Dataset rows ->
----
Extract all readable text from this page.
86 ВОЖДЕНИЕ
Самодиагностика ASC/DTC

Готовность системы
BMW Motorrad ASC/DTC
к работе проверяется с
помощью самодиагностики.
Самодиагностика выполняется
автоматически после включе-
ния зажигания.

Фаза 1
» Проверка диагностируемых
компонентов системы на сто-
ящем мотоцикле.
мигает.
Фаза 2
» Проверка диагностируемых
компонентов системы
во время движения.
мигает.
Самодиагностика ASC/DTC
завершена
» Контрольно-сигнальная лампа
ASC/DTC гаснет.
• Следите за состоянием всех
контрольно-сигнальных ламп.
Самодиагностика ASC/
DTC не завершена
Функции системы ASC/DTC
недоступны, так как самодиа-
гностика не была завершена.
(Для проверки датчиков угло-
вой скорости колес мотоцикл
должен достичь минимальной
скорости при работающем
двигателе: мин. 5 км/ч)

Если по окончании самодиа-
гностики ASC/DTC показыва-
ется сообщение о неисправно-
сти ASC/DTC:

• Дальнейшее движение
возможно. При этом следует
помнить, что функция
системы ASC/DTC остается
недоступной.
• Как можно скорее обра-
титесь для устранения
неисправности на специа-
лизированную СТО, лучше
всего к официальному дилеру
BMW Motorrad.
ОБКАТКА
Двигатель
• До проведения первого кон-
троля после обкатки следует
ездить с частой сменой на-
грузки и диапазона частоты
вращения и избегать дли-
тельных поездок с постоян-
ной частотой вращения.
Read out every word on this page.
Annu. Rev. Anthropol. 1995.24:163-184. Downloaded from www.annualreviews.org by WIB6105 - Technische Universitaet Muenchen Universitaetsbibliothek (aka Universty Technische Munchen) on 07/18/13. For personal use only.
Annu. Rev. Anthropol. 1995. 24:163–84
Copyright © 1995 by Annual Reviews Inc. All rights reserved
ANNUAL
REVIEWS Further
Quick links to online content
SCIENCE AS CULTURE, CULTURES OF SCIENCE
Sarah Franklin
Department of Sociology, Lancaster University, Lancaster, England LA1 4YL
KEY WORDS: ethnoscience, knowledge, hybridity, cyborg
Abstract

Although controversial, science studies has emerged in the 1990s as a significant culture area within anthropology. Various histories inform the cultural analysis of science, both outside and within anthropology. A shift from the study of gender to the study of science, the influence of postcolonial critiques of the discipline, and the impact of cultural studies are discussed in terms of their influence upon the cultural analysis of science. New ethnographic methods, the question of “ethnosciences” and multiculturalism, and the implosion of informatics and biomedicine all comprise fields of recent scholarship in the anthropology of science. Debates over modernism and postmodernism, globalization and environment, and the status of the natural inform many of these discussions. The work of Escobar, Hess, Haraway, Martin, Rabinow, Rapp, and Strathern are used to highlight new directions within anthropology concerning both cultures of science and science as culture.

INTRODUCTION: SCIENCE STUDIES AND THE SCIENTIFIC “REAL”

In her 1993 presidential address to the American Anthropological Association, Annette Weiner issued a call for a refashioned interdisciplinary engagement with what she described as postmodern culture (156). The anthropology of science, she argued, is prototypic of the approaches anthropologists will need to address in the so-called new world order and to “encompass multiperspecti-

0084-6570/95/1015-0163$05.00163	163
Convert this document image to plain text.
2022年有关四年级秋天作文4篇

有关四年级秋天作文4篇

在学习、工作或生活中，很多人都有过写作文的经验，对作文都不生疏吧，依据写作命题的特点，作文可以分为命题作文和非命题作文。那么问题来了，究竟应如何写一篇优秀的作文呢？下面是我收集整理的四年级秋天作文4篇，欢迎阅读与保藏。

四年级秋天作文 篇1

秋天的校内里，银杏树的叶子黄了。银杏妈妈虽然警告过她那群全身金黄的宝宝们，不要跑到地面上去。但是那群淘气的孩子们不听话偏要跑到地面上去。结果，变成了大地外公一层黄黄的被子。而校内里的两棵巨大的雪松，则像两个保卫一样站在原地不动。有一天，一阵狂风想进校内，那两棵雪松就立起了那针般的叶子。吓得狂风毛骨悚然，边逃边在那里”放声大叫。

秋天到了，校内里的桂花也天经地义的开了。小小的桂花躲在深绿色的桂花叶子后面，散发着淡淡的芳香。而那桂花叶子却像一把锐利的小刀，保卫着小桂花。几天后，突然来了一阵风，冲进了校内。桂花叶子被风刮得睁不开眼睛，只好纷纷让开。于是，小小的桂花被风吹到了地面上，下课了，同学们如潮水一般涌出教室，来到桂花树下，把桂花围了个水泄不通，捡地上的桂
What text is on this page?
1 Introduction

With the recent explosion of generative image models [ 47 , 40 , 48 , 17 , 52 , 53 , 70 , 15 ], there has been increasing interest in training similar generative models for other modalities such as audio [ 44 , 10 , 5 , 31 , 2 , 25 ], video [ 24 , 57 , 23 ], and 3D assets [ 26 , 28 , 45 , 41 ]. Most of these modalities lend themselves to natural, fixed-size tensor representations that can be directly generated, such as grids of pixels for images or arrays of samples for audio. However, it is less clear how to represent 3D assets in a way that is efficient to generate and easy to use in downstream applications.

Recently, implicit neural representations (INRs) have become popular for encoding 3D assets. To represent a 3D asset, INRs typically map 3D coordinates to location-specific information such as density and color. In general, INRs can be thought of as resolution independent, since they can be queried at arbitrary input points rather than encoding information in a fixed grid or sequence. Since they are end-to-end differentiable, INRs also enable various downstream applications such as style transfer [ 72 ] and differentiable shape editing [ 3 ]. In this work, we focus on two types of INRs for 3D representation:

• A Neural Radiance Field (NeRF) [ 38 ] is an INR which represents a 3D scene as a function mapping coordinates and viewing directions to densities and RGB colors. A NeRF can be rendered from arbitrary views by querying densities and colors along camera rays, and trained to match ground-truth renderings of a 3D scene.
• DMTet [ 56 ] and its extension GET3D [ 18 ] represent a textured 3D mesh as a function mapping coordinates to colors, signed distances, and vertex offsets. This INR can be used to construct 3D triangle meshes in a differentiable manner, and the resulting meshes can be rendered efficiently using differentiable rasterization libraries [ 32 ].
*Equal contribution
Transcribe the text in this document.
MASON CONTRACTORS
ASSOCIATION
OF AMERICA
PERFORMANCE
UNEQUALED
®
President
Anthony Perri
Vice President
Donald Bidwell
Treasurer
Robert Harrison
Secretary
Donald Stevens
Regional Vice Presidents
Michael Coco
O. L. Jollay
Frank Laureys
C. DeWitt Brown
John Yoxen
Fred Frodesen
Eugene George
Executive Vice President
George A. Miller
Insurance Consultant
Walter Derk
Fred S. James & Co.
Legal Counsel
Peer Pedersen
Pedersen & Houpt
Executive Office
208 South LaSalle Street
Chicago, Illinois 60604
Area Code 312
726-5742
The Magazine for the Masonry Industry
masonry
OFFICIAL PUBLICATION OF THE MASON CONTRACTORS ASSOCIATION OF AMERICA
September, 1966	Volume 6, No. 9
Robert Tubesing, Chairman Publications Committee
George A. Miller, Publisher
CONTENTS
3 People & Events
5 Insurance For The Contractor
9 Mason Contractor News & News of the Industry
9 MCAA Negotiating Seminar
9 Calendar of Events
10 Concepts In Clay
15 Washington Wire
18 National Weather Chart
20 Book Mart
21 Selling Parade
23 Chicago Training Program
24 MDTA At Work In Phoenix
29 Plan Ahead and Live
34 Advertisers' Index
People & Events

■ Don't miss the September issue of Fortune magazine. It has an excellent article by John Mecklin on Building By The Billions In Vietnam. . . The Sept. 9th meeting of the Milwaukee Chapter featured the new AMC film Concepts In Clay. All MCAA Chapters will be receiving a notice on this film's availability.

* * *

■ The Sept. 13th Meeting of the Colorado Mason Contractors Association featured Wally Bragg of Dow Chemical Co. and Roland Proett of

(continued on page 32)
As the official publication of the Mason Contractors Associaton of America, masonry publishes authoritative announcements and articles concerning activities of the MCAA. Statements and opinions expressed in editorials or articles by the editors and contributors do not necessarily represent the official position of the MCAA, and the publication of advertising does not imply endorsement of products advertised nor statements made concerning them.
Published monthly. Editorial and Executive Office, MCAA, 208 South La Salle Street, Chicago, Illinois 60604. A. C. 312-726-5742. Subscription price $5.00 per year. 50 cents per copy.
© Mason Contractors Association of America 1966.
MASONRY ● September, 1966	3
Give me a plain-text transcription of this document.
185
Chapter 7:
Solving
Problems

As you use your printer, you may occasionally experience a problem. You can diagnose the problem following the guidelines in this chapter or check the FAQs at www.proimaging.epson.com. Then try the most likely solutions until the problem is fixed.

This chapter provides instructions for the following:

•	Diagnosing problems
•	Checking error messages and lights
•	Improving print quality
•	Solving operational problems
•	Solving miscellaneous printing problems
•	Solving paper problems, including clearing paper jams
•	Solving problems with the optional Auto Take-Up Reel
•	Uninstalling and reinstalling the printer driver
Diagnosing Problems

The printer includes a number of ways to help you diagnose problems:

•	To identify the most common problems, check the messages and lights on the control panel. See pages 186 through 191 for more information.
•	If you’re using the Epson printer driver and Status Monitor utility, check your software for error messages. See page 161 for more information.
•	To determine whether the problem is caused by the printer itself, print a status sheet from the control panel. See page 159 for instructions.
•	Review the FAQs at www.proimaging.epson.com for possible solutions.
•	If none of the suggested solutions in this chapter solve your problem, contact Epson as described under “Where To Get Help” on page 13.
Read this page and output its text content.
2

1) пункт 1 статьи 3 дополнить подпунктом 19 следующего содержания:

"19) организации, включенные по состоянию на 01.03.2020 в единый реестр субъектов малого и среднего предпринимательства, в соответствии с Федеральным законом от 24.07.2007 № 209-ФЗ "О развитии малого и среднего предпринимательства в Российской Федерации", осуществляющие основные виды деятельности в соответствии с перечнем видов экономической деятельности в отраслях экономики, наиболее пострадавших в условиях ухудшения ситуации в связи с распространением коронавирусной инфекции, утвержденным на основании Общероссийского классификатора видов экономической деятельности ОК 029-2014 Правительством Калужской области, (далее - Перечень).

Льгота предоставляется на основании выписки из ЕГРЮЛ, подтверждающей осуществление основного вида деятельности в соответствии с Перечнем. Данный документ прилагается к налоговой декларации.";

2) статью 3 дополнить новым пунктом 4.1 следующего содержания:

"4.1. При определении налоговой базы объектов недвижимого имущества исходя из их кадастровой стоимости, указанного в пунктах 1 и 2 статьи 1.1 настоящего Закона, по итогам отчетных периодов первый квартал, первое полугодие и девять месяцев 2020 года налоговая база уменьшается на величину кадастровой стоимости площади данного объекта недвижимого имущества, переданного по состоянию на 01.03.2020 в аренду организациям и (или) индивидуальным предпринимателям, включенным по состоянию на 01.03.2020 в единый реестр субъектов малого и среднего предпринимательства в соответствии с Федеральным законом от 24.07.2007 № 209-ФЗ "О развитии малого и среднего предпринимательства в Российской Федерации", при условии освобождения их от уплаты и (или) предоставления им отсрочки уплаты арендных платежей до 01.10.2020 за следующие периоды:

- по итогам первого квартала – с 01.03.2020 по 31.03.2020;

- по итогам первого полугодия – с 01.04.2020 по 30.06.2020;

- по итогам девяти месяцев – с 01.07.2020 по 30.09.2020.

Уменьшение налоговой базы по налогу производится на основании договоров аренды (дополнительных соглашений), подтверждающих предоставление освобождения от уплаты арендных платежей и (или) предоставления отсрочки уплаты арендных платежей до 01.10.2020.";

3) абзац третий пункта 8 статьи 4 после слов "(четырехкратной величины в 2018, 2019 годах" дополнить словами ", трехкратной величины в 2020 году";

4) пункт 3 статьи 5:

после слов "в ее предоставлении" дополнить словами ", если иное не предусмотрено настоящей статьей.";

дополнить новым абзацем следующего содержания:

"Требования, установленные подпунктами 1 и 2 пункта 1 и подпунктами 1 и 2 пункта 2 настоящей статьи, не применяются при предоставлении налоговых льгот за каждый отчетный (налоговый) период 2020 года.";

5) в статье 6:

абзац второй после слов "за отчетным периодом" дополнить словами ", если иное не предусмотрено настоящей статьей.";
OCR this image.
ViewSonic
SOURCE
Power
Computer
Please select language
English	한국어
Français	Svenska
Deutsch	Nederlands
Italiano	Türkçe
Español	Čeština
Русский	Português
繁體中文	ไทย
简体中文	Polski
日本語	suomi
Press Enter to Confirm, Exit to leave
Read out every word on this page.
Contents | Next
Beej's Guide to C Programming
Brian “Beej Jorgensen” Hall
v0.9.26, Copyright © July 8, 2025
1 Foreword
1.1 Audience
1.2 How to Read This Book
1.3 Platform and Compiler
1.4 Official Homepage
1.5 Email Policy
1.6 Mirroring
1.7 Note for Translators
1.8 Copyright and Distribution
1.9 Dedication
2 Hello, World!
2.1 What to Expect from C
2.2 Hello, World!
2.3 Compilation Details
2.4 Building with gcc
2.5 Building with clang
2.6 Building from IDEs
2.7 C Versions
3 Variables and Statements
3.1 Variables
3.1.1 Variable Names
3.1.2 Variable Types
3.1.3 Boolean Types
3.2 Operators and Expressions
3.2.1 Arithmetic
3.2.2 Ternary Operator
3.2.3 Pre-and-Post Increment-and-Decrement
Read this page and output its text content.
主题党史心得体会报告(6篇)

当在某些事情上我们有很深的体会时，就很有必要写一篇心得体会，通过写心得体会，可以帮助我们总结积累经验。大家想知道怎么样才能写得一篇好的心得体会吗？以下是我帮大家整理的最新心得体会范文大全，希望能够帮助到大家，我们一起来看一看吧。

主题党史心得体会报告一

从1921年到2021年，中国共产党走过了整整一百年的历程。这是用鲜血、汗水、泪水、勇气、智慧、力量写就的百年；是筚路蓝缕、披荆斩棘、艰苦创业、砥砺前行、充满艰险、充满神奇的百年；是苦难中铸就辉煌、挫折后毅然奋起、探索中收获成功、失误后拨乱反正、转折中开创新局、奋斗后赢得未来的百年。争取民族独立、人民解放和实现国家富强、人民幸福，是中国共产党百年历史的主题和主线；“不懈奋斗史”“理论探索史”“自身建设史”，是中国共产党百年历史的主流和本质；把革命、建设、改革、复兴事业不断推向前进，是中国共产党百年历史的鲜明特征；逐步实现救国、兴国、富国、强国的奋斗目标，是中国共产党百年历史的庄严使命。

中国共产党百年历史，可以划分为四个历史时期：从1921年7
----
Given problem ->
Copy in full each line that holds the word "системы".

Task answer ->
Готовность системы
компонентов системы на сто-
компонентов системы
Функции системы ASC/DTC
системы ASC/DTC остается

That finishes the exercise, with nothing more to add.